- _What you should do_
Would you write out the entries below, every one of them, exactly?

- _Available records_
++++++
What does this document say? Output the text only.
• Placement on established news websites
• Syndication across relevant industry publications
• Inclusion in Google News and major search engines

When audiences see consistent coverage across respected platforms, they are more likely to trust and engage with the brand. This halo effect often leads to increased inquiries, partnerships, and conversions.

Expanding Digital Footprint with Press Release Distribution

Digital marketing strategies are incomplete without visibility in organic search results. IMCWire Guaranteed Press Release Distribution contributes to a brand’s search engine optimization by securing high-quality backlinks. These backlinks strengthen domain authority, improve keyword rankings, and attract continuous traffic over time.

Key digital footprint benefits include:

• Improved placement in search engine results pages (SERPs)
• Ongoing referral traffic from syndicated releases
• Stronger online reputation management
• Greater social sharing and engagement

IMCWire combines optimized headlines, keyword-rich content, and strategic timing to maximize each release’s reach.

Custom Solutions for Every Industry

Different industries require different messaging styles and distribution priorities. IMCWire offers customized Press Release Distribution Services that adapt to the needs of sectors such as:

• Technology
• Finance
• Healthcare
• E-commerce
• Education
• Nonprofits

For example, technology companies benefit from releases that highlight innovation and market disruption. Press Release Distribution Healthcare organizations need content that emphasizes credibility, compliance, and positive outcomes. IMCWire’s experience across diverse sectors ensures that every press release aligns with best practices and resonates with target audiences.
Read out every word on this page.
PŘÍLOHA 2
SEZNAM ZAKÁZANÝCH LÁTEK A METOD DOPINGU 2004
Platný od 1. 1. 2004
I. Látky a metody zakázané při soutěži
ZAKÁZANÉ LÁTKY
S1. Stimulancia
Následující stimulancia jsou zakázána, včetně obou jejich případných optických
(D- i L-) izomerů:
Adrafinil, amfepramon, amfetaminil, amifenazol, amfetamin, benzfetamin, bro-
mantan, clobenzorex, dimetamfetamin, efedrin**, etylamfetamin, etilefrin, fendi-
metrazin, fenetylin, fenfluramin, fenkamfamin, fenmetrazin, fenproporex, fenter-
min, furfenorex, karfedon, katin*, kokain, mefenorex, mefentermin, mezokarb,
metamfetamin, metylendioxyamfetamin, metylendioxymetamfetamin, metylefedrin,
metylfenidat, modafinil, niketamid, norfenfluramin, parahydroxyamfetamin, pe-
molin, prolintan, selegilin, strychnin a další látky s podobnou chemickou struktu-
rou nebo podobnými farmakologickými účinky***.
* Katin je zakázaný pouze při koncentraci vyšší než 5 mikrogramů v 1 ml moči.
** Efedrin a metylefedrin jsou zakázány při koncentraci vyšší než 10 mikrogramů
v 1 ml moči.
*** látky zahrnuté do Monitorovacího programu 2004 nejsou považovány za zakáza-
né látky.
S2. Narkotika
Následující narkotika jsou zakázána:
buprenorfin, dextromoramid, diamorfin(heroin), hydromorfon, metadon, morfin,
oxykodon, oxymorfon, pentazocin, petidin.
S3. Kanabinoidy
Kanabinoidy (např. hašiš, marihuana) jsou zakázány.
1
++++++
- _Result of the task_
What does this document say? Output the text only.
• Placement on established news websites
• Syndication across relevant industry publications
• Inclusion in Google News and major search engines

When audiences see consistent coverage across respected platforms, they are more likely to trust and engage with the brand. This halo effect often leads to increased inquiries, partnerships, and conversions.

Expanding Digital Footprint with Press Release Distribution

Digital marketing strategies are incomplete without visibility in organic search results. IMCWire Guaranteed Press Release Distribution contributes to a brand’s search engine optimization by securing high-quality backlinks. These backlinks strengthen domain authority, improve keyword rankings, and attract continuous traffic over time.

Key digital footprint benefits include:

• Improved placement in search engine results pages (SERPs)
• Ongoing referral traffic from syndicated releases
• Stronger online reputation management
• Greater social sharing and engagement

IMCWire combines optimized headlines, keyword-rich content, and strategic timing to maximize each release’s reach.

Custom Solutions for Every Industry

Different industries require different messaging styles and distribution priorities. IMCWire offers customized Press Release Distribution Services that adapt to the needs of sectors such as:

• Technology
• Finance
• Healthcare
• E-commerce
• Education
• Nonprofits

For example, technology companies benefit from releases that highlight innovation and market disruption. Press Release Distribution Healthcare organizations need content that emphasizes credibility, compliance, and positive outcomes. IMCWire’s experience across diverse sectors ensures that every press release aligns with best practices and resonates with target audiences.
Read out every word on this page.
PŘÍLOHA 2
SEZNAM ZAKÁZANÝCH LÁTEK A METOD DOPINGU 2004
Platný od 1. 1. 2004
I. Látky a metody zakázané při soutěži
ZAKÁZANÉ LÁTKY
S1. Stimulancia
Následující stimulancia jsou zakázána, včetně obou jejich případných optických
(D- i L-) izomerů:
Adrafinil, amfepramon, amfetaminil, amifenazol, amfetamin, benzfetamin, bro-
mantan, clobenzorex, dimetamfetamin, efedrin**, etylamfetamin, etilefrin, fendi-
metrazin, fenetylin, fenfluramin, fenkamfamin, fenmetrazin, fenproporex, fenter-
min, furfenorex, karfedon, katin*, kokain, mefenorex, mefentermin, mezokarb,
metamfetamin, metylendioxyamfetamin, metylendioxymetamfetamin, metylefedrin,
metylfenidat, modafinil, niketamid, norfenfluramin, parahydroxyamfetamin, pe-
molin, prolintan, selegilin, strychnin a další látky s podobnou chemickou struktu-
rou nebo podobnými farmakologickými účinky***.
* Katin je zakázaný pouze při koncentraci vyšší než 5 mikrogramů v 1 ml moči.
** Efedrin a metylefedrin jsou zakázány při koncentraci vyšší než 10 mikrogramů
v 1 ml moči.
*** látky zahrnuté do Monitorovacího programu 2004 nejsou považovány za zakáza-
né látky.
S2. Narkotika
Následující narkotika jsou zakázána:
buprenorfin, dextromoramid, diamorfin(heroin), hydromorfon, metadon, morfin,
oxykodon, oxymorfon, pentazocin, petidin.
S3. Kanabinoidy
Kanabinoidy (např. hašiš, marihuana) jsou zakázány.
1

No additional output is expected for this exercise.